CHALLENGE: Search the material below for the string "Gjaldeyrisforði" and extract each line that has it.

** start of RECORDS TO USE **

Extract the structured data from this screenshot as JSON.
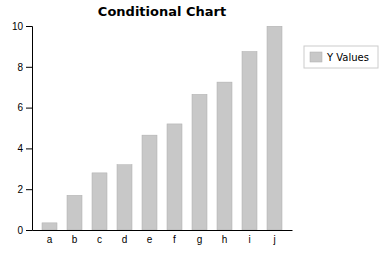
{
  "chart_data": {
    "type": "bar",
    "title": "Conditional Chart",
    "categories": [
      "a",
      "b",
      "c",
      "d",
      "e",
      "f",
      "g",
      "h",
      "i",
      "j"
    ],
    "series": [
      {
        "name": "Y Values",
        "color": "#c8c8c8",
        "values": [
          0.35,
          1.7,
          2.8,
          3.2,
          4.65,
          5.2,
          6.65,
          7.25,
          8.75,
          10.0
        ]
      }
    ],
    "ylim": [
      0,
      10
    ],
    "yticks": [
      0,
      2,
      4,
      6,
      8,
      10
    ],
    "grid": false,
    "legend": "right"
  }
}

** end of RECORDS TO USE **
** start of RECORDS TO USE **

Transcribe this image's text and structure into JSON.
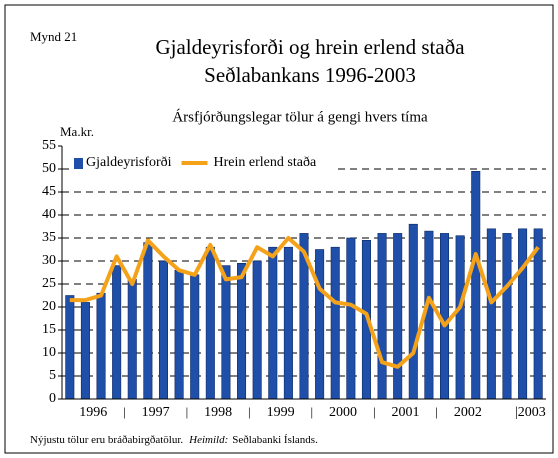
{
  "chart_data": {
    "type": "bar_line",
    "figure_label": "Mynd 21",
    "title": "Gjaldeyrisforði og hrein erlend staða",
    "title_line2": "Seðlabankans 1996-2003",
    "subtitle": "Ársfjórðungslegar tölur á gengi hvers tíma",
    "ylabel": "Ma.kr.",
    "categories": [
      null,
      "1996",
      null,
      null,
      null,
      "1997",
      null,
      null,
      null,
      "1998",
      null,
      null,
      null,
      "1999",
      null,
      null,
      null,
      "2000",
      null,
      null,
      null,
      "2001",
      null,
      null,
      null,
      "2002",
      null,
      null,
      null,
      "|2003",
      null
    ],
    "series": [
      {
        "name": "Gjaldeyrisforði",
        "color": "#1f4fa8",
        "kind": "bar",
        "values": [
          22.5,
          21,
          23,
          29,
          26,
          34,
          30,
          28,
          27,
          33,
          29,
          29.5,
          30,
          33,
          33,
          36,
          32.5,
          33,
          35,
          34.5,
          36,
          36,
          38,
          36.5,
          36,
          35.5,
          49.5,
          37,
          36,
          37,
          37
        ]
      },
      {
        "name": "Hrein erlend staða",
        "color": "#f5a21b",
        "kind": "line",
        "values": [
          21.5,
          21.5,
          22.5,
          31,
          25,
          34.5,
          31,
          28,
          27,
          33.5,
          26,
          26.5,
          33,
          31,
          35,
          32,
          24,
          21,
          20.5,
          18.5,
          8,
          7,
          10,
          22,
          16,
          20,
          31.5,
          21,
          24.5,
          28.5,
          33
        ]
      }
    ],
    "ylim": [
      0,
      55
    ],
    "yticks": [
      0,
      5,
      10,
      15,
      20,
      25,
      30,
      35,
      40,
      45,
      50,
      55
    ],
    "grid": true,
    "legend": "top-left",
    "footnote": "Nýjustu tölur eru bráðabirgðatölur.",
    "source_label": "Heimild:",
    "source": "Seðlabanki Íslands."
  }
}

** end of RECORDS TO USE **

RESULT FOR THIS TASK:
    "title": "Gjaldeyrisforði og hrein erlend staða",
        "name": "Gjaldeyrisforði",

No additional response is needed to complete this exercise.